Problem -
Exactly as written and without the pictures, output the entries below.

[Entries from a visual dataset]
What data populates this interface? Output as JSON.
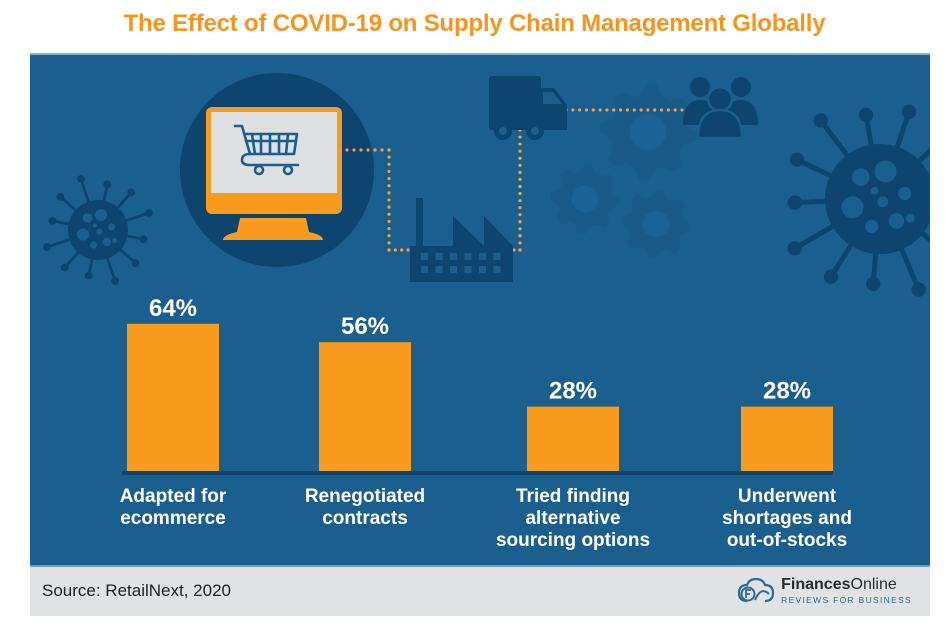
{
  "title": "The Effect of COVID-19 on Supply Chain Management Globally",
  "footer": {
    "source": "Source: RetailNext, 2020",
    "brand_bold": "Finances",
    "brand_light": "Online",
    "brand_tagline": "REVIEWS FOR BUSINESS"
  },
  "colors": {
    "title": "#f7941d",
    "panel": "#1b5f8f",
    "bar": "#f99b1c",
    "icon_dark": "#0e4470",
    "footer": "#e1e2e4"
  },
  "icons": [
    "shopping-cart-monitor",
    "factory",
    "truck",
    "gears",
    "people-group",
    "virus"
  ],
  "chart_data": {
    "type": "bar",
    "title": "The Effect of COVID-19 on Supply Chain Management Globally",
    "categories": [
      [
        "Adapted for",
        "ecommerce"
      ],
      [
        "Renegotiated",
        "contracts"
      ],
      [
        "Tried finding",
        "alternative",
        "sourcing options"
      ],
      [
        "Underwent",
        "shortages and",
        "out-of-stocks"
      ]
    ],
    "values": [
      64,
      56,
      28,
      28
    ],
    "labels": [
      "64%",
      "56%",
      "28%",
      "28%"
    ],
    "unit": "%",
    "xlabel": "",
    "ylabel": "",
    "ylim": [
      0,
      100
    ],
    "grid": false,
    "legend": "none",
    "source": "RetailNext, 2020"
  }
}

Answer space -
What data populates this interface? Output as JSON.
{
  "title": "The Effect of COVID-19 on Supply Chain Management Globally",
  "footer": {
    "source": "Source: RetailNext, 2020",
    "brand_bold": "Finances",
    "brand_light": "Online",
    "brand_tagline": "REVIEWS FOR BUSINESS"
  },
  "colors": {
    "title": "#f7941d",
    "panel": "#1b5f8f",
    "bar": "#f99b1c",
    "icon_dark": "#0e4470",
    "footer": "#e1e2e4"
  },
  "icons": [
    "shopping-cart-monitor",
    "factory",
    "truck",
    "gears",
    "people-group",
    "virus"
  ],
  "chart_data": {
    "type": "bar",
    "title": "The Effect of COVID-19 on Supply Chain Management Globally",
    "categories": [
      [
        "Adapted for",
        "ecommerce"
      ],
      [
        "Renegotiated",
        "contracts"
      ],
      [
        "Tried finding",
        "alternative",
        "sourcing options"
      ],
      [
        "Underwent",
        "shortages and",
        "out-of-stocks"
      ]
    ],
    "values": [
      64,
      56,
      28,
      28
    ],
    "labels": [
      "64%",
      "56%",
      "28%",
      "28%"
    ],
    "unit": "%",
    "xlabel": "",
    "ylabel": "",
    "ylim": [
      0,
      100
    ],
    "grid": false,
    "legend": "none",
    "source": "RetailNext, 2020"
  }
}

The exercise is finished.